** To do **
Please write the listing below out again exactly, leaving every picture behind.
[START OF Source records]
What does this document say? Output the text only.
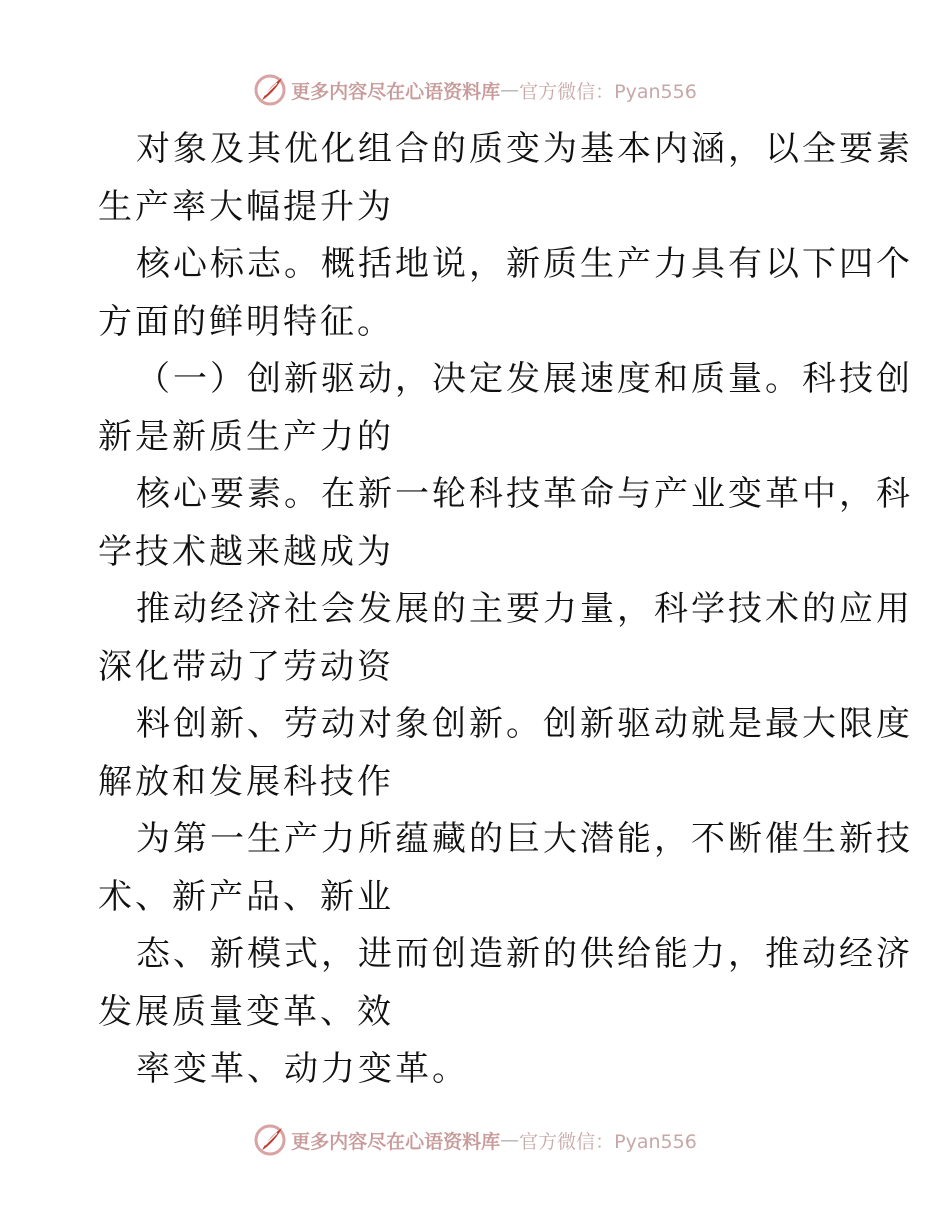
更多内容尽在心语资料库 — 官方微信：Pyan556
对象及其优化组合的质变为基本内涵，以全要素
生产率大幅提升为
核心标志。概括地说，新质生产力具有以下四个
方面的鲜明特征。
（一）创新驱动，决定发展速度和质量。科技创
新是新质生产力的
核心要素。在新一轮科技革命与产业变革中，科
学技术越来越成为
推动经济社会发展的主要力量，科学技术的应用
深化带动了劳动资
料创新、劳动对象创新。创新驱动就是最大限度
解放和发展科技作
为第一生产力所蕴藏的巨大潜能，不断催生新技
术、新产品、新业
态、新模式，进而创造新的供给能力，推动经济
发展质量变革、效
率变革、动力变革。
更多内容尽在心语资料库 — 官方微信：Pyan556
[END OF Source records]
** Task result **
What does this document say? Output the text only.
更多内容尽在心语资料库 — 官方微信：Pyan556
对象及其优化组合的质变为基本内涵，以全要素
生产率大幅提升为
核心标志。概括地说，新质生产力具有以下四个
方面的鲜明特征。
（一）创新驱动，决定发展速度和质量。科技创
新是新质生产力的
核心要素。在新一轮科技革命与产业变革中，科
学技术越来越成为
推动经济社会发展的主要力量，科学技术的应用
深化带动了劳动资
料创新、劳动对象创新。创新驱动就是最大限度
解放和发展科技作
为第一生产力所蕴藏的巨大潜能，不断催生新技
术、新产品、新业
态、新模式，进而创造新的供给能力，推动经济
发展质量变革、效
率变革、动力变革。
更多内容尽在心语资料库 — 官方微信：Pyan556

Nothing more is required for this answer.